• Written request
Print all entries word for word.

Dataset records

* Start *

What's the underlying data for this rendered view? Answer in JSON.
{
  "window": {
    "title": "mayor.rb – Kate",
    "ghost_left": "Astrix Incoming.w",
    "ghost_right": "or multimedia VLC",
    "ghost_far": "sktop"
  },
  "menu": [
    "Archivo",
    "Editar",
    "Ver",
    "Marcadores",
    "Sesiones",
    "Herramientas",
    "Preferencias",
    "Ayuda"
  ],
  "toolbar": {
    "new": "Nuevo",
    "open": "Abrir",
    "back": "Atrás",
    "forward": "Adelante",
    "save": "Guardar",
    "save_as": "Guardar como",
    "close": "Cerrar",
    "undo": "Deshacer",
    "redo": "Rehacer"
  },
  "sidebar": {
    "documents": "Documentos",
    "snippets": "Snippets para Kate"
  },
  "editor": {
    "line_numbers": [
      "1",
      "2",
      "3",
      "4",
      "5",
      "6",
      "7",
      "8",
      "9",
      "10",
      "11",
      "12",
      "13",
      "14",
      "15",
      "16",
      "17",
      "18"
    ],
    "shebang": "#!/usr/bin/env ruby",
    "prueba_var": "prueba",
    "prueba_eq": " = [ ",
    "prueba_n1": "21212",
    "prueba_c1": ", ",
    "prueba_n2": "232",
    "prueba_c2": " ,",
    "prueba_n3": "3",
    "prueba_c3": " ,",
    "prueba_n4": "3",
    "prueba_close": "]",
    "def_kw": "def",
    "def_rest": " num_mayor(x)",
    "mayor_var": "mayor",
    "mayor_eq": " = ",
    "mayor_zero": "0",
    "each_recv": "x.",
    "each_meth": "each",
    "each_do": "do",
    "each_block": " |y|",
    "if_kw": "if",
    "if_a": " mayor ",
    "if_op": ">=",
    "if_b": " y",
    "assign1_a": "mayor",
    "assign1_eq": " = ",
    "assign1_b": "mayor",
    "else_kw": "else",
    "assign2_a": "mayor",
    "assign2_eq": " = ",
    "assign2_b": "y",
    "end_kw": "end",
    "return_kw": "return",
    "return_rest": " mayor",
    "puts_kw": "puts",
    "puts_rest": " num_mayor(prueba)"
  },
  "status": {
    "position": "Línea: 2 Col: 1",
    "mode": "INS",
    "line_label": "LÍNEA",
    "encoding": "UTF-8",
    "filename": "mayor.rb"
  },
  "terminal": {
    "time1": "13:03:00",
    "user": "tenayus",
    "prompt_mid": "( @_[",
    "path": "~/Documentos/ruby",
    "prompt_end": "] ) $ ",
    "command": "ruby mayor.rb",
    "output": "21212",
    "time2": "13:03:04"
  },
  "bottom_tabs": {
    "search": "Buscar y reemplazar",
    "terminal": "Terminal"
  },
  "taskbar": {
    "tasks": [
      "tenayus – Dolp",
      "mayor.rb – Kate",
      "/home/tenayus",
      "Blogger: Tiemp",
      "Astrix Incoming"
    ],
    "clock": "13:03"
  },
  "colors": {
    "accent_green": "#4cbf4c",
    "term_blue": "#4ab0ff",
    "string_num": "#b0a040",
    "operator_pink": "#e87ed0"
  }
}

* End *

• The solution
What's the underlying data for this rendered view? Answer in JSON.
{
  "window": {
    "title": "mayor.rb – Kate",
    "ghost_left": "Astrix Incoming.w",
    "ghost_right": "or multimedia VLC",
    "ghost_far": "sktop"
  },
  "menu": [
    "Archivo",
    "Editar",
    "Ver",
    "Marcadores",
    "Sesiones",
    "Herramientas",
    "Preferencias",
    "Ayuda"
  ],
  "toolbar": {
    "new": "Nuevo",
    "open": "Abrir",
    "back": "Atrás",
    "forward": "Adelante",
    "save": "Guardar",
    "save_as": "Guardar como",
    "close": "Cerrar",
    "undo": "Deshacer",
    "redo": "Rehacer"
  },
  "sidebar": {
    "documents": "Documentos",
    "snippets": "Snippets para Kate"
  },
  "editor": {
    "line_numbers": [
      "1",
      "2",
      "3",
      "4",
      "5",
      "6",
      "7",
      "8",
      "9",
      "10",
      "11",
      "12",
      "13",
      "14",
      "15",
      "16",
      "17",
      "18"
    ],
    "shebang": "#!/usr/bin/env ruby",
    "prueba_var": "prueba",
    "prueba_eq": " = [ ",
    "prueba_n1": "21212",
    "prueba_c1": ", ",
    "prueba_n2": "232",
    "prueba_c2": " ,",
    "prueba_n3": "3",
    "prueba_c3": " ,",
    "prueba_n4": "3",
    "prueba_close": "]",
    "def_kw": "def",
    "def_rest": " num_mayor(x)",
    "mayor_var": "mayor",
    "mayor_eq": " = ",
    "mayor_zero": "0",
    "each_recv": "x.",
    "each_meth": "each",
    "each_do": "do",
    "each_block": " |y|",
    "if_kw": "if",
    "if_a": " mayor ",
    "if_op": ">=",
    "if_b": " y",
    "assign1_a": "mayor",
    "assign1_eq": " = ",
    "assign1_b": "mayor",
    "else_kw": "else",
    "assign2_a": "mayor",
    "assign2_eq": " = ",
    "assign2_b": "y",
    "end_kw": "end",
    "return_kw": "return",
    "return_rest": " mayor",
    "puts_kw": "puts",
    "puts_rest": " num_mayor(prueba)"
  },
  "status": {
    "position": "Línea: 2 Col: 1",
    "mode": "INS",
    "line_label": "LÍNEA",
    "encoding": "UTF-8",
    "filename": "mayor.rb"
  },
  "terminal": {
    "time1": "13:03:00",
    "user": "tenayus",
    "prompt_mid": "( @_[",
    "path": "~/Documentos/ruby",
    "prompt_end": "] ) $ ",
    "command": "ruby mayor.rb",
    "output": "21212",
    "time2": "13:03:04"
  },
  "bottom_tabs": {
    "search": "Buscar y reemplazar",
    "terminal": "Terminal"
  },
  "taskbar": {
    "tasks": [
      "tenayus – Dolp",
      "mayor.rb – Kate",
      "/home/tenayus",
      "Blogger: Tiemp",
      "Astrix Incoming"
    ],
    "clock": "13:03"
  },
  "colors": {
    "accent_green": "#4cbf4c",
    "term_blue": "#4ab0ff",
    "string_num": "#b0a040",
    "operator_pink": "#e87ed0"
  }
}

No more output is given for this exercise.